(Saved entries)
****************
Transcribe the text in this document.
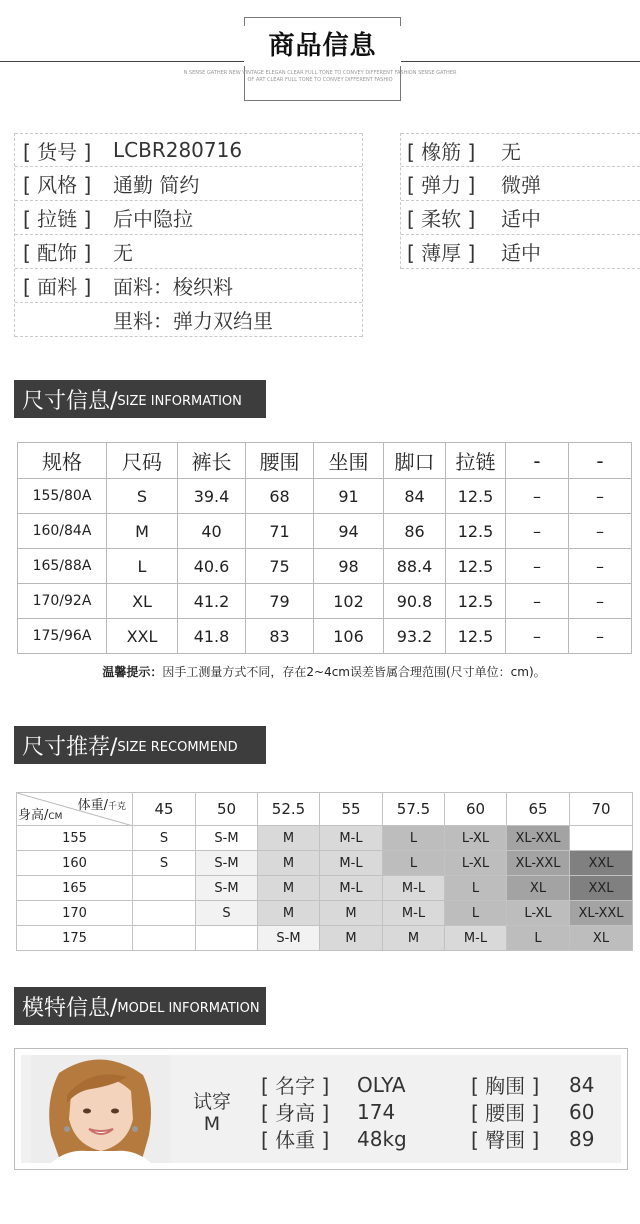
商品信息
N SENSE GATHER NEW VINTAGE ELEGAN CLEAR FULL TONE TO CONVEY DIFFERENT FASHION SENSE GATHER
OF ART CLEAR FULL TONE TO CONVEY DIFFERENT FASHIO
[ 货号 ]	LCBR280716
[ 风格 ]	通勤 简约
[ 拉链 ]	后中隐拉
[ 配饰 ]	无
[ 面料 ]	面料：梭织料
里料：弹力双绉里
[ 橡筋 ]	无
[ 弹力 ]	微弹
[ 柔软 ]	适中
[ 薄厚 ]	适中
尺寸信息/ SIZE INFORMATION
规格	尺码	裤长	腰围	坐围	脚口	拉链	-	-
155/80A	S	39.4	68	91	84	12.5	–	–
160/84A	M	40	71	94	86	12.5	–	–
165/88A	L	40.6	75	98	88.4	12.5	–	–
170/92A	XL	41.2	79	102	90.8	12.5	–	–
175/96A	XXL	41.8	83	106	93.2	12.5	–	–
温馨提示：因手工测量方式不同，存在2~4cm误差皆属合理范围(尺寸单位：cm)。
尺寸推荐/ SIZE RECOMMEND
体重/千克
身高/CM	45	50	52.5	55	57.5	60	65	70
155	S	S-M	M	M-L	L	L-XL	XL-XXL	
160	S	S-M	M	M-L	L	L-XL	XL-XXL	XXL
165		S-M	M	M-L	M-L	L	XL	XXL
170		S	M	M	M-L	L	L-XL	XL-XXL
175			S-M	M	M	M-L	L	XL
模特信息/ MODEL INFORMATION
试穿
M
[ 名字 ]	OLYA
[ 身高 ]	174
[ 体重 ]	48kg
[ 胸围 ]	84
[ 腰围 ]	60
[ 臀围 ]	89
****************
What is being asked
Each line of the data is to be duplicated exactly; pictures stay out of the copy.

Written response
Transcribe the text in this document.
商品信息
N SENSE GATHER NEW VINTAGE ELEGAN CLEAR FULL TONE TO CONVEY DIFFERENT FASHION SENSE GATHER
OF ART CLEAR FULL TONE TO CONVEY DIFFERENT FASHIO
[ 货号 ]	LCBR280716
[ 风格 ]	通勤 简约
[ 拉链 ]	后中隐拉
[ 配饰 ]	无
[ 面料 ]	面料：梭织料
里料：弹力双绉里
[ 橡筋 ]	无
[ 弹力 ]	微弹
[ 柔软 ]	适中
[ 薄厚 ]	适中
尺寸信息/ SIZE INFORMATION
规格	尺码	裤长	腰围	坐围	脚口	拉链	-	-
155/80A	S	39.4	68	91	84	12.5	–	–
160/84A	M	40	71	94	86	12.5	–	–
165/88A	L	40.6	75	98	88.4	12.5	–	–
170/92A	XL	41.2	79	102	90.8	12.5	–	–
175/96A	XXL	41.8	83	106	93.2	12.5	–	–
温馨提示：因手工测量方式不同，存在2~4cm误差皆属合理范围(尺寸单位：cm)。
尺寸推荐/ SIZE RECOMMEND
体重/千克
身高/CM	45	50	52.5	55	57.5	60	65	70
155	S	S-M	M	M-L	L	L-XL	XL-XXL	
160	S	S-M	M	M-L	L	L-XL	XL-XXL	XXL
165		S-M	M	M-L	M-L	L	XL	XXL
170		S	M	M	M-L	L	L-XL	XL-XXL
175			S-M	M	M	M-L	L	XL
模特信息/ MODEL INFORMATION
试穿
M
[ 名字 ]	OLYA
[ 身高 ]	174
[ 体重 ]	48kg
[ 胸围 ]	84
[ 腰围 ]	60
[ 臀围 ]	89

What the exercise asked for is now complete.